* _Task_
State the number of lines in these records holding "British". Say nothing more.

Some records:
■ ■ ■ ■
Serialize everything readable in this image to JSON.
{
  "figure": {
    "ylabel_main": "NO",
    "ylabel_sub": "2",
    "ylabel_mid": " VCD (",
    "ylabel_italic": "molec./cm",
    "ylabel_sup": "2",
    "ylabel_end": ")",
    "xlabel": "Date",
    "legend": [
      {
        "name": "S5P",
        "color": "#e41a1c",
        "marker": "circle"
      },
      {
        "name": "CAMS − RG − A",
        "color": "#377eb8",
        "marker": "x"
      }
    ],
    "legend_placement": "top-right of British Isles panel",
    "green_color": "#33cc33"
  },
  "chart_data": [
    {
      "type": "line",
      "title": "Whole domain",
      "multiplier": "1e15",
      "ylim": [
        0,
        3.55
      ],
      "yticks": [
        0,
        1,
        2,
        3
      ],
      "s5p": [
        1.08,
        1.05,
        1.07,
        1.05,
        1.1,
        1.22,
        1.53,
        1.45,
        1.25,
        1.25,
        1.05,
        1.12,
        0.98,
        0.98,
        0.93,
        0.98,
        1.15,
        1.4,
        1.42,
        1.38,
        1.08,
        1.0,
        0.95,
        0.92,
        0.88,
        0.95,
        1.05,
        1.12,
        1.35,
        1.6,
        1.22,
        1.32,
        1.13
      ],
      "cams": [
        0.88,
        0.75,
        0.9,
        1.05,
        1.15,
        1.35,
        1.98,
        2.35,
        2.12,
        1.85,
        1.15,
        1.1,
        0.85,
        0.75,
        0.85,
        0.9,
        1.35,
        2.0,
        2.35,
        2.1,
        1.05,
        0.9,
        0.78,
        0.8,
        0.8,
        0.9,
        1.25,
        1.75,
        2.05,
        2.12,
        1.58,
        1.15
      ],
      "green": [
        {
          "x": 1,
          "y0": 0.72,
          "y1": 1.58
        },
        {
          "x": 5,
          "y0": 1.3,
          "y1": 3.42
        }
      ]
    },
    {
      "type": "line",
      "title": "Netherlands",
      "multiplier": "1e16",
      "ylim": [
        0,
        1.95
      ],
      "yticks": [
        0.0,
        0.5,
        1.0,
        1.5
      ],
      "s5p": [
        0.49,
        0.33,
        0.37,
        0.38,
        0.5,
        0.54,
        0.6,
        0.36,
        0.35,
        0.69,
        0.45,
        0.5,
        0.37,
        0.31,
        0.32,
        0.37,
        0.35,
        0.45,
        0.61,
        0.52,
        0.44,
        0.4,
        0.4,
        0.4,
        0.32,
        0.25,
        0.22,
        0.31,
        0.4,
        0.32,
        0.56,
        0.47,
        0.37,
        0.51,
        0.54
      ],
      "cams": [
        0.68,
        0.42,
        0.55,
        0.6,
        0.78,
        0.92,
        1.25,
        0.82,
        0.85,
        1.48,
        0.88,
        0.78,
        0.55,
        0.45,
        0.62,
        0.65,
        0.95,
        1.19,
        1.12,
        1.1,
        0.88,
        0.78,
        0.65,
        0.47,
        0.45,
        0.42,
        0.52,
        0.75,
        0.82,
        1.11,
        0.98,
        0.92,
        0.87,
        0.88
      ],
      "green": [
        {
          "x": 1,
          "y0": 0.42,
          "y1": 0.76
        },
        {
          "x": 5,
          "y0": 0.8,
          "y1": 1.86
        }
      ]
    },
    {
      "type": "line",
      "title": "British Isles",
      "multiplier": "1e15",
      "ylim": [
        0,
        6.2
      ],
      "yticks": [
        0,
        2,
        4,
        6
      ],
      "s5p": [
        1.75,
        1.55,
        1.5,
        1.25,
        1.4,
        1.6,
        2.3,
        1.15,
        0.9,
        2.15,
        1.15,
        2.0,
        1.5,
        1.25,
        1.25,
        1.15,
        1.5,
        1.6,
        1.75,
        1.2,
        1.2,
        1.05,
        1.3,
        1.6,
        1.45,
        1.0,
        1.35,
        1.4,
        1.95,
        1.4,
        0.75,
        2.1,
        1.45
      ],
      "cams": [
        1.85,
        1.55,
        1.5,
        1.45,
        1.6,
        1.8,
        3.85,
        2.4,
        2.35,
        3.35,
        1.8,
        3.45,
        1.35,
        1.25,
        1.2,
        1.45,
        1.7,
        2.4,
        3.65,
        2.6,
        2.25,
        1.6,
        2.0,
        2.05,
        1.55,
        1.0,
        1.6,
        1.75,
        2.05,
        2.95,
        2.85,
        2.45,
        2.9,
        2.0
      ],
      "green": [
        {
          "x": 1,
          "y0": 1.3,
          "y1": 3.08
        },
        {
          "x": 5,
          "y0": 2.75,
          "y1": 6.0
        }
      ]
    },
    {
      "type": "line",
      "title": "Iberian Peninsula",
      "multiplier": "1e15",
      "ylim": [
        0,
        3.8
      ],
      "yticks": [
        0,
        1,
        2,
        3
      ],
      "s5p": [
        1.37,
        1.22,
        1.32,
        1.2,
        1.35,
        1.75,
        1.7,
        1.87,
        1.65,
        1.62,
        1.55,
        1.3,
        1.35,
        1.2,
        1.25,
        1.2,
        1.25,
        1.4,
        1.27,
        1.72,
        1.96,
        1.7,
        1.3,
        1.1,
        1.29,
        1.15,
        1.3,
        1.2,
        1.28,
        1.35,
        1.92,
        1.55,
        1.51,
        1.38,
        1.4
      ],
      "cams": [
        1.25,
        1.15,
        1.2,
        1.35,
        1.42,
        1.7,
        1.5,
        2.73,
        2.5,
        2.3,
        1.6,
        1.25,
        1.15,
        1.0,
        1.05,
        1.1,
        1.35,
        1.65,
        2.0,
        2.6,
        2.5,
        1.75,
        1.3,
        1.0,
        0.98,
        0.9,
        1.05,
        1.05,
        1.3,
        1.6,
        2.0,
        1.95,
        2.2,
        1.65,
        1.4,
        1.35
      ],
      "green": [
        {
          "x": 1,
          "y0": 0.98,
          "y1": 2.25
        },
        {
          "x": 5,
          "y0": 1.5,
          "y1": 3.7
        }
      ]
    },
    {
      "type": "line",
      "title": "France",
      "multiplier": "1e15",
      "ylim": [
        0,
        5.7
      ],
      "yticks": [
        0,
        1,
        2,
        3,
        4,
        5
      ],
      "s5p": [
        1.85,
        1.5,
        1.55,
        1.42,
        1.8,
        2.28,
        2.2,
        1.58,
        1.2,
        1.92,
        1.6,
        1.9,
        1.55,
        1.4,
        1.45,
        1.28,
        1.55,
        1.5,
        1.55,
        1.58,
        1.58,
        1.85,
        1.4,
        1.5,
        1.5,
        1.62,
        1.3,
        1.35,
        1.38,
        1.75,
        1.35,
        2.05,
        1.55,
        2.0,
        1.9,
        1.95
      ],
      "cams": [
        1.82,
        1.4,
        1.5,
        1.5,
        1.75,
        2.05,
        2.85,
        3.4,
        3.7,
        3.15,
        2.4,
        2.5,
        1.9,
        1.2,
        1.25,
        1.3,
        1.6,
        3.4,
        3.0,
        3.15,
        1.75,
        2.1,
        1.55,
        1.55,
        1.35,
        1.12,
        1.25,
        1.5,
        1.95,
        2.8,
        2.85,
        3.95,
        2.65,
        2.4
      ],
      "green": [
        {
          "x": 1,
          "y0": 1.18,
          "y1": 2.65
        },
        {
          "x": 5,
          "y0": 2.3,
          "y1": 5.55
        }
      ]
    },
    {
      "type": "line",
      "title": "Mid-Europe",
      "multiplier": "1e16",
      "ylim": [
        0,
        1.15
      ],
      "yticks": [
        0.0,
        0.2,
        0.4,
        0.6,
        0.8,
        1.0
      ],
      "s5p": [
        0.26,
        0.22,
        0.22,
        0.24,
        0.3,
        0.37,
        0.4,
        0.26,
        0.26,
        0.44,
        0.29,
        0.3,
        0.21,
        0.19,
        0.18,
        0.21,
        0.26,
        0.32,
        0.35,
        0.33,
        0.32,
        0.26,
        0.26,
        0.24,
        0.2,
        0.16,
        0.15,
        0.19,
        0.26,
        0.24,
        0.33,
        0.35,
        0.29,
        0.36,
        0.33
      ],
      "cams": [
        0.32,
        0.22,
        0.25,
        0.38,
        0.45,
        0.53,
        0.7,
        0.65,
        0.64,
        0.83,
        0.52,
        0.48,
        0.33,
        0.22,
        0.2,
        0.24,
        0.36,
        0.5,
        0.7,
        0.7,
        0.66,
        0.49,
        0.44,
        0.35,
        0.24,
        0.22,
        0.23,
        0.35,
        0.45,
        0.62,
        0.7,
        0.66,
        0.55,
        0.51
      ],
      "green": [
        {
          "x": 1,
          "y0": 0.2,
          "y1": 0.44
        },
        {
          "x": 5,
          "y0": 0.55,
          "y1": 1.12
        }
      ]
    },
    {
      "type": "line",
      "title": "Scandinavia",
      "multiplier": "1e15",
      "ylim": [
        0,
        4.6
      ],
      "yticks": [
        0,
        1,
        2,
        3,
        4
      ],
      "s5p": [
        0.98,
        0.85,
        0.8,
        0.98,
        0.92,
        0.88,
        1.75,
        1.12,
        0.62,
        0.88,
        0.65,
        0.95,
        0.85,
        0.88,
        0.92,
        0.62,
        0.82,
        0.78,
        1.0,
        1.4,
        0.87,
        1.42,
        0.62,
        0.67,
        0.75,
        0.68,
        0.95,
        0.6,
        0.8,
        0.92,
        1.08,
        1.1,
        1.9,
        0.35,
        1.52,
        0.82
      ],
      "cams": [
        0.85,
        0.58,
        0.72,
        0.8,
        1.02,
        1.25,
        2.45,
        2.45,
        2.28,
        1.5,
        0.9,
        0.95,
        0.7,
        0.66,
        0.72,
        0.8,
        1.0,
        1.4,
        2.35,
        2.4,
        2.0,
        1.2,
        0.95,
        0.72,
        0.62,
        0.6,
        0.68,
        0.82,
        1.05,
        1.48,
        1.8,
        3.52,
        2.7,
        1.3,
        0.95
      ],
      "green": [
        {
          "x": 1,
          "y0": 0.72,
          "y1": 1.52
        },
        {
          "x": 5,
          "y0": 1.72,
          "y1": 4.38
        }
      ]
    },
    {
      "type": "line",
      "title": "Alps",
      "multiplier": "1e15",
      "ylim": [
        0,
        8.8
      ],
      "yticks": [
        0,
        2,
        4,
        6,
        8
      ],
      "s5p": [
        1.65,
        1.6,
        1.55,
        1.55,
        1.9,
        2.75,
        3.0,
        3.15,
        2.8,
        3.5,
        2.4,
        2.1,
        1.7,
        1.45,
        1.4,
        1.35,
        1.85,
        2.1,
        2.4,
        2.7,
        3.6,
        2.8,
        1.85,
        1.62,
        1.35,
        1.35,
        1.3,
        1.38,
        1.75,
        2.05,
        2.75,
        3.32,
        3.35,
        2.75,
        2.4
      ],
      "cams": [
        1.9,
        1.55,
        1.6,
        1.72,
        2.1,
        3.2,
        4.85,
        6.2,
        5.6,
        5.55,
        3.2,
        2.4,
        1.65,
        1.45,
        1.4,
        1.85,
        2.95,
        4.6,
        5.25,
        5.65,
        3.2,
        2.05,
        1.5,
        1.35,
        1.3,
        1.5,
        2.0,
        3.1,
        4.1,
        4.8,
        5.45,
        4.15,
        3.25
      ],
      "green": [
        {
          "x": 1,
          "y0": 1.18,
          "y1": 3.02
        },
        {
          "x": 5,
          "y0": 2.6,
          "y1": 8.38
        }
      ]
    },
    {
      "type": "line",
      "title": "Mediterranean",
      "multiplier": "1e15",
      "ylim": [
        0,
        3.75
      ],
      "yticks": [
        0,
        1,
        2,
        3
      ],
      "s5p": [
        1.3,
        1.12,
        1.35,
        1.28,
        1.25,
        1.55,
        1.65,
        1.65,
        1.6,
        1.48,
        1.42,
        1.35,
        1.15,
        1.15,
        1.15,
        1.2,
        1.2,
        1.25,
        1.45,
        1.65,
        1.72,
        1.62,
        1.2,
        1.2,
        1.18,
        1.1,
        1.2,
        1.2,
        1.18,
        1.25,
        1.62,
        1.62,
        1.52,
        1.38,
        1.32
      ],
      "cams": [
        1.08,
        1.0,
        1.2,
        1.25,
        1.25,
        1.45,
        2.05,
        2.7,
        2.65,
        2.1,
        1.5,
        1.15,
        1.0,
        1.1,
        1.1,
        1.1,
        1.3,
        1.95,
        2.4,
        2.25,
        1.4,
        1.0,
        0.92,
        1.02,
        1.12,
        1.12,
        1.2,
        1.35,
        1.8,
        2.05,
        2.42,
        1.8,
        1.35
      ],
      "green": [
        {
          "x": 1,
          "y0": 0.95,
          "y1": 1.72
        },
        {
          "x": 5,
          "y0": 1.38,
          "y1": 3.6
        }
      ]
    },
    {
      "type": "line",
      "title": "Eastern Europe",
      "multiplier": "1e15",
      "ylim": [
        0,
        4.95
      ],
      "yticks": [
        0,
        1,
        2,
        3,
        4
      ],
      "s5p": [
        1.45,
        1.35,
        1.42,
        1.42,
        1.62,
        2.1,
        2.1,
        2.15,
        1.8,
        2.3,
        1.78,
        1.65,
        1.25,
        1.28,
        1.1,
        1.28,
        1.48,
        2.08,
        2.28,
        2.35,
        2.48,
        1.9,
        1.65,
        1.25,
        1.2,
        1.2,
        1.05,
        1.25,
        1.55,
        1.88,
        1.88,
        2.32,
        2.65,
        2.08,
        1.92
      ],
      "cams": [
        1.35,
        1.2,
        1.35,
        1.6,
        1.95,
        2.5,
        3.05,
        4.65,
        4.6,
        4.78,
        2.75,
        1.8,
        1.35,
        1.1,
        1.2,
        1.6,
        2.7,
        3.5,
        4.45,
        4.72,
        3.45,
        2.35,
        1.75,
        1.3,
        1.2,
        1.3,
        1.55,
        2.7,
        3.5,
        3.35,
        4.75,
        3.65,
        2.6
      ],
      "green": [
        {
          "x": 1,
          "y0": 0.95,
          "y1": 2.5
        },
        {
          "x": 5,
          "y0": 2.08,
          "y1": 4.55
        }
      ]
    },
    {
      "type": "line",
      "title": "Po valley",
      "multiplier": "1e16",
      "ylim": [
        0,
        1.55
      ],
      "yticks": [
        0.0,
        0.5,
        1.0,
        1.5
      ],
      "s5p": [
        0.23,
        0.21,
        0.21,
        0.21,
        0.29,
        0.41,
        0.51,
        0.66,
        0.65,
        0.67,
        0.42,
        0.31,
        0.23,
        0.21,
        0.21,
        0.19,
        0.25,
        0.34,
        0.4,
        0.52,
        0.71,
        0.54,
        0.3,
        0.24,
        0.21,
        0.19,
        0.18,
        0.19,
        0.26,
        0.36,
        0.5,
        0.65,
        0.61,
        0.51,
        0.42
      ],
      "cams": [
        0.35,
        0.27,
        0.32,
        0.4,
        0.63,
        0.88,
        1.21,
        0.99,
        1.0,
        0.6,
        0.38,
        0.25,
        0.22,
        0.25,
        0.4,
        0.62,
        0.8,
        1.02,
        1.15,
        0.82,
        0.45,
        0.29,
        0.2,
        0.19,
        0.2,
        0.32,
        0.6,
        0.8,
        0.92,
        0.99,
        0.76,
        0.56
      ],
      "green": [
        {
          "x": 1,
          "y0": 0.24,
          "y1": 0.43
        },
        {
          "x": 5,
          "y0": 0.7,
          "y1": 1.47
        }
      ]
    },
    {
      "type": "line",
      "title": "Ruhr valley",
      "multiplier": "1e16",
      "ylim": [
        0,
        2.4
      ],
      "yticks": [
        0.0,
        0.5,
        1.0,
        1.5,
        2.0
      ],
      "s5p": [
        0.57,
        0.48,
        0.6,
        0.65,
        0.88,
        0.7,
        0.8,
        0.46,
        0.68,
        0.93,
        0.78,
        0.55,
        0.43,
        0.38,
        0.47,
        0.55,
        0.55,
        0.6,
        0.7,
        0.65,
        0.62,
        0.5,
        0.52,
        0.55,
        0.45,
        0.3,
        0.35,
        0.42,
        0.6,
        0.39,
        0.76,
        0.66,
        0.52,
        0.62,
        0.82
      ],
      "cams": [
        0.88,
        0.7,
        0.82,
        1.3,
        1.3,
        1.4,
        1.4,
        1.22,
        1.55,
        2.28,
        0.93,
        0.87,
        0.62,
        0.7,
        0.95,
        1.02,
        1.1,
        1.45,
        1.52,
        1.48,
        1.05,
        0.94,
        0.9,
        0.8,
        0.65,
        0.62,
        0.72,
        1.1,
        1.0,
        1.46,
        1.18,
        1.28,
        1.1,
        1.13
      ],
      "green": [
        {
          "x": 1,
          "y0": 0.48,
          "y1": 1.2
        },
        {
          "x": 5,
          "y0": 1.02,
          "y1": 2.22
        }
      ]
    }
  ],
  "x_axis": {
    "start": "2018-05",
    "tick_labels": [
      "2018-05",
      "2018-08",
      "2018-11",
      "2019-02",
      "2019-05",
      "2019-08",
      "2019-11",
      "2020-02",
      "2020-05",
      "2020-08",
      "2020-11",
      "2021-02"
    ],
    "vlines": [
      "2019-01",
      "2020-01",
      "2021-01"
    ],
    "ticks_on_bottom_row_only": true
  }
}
■ ■ ■ ■
* _Answer to this problem_
2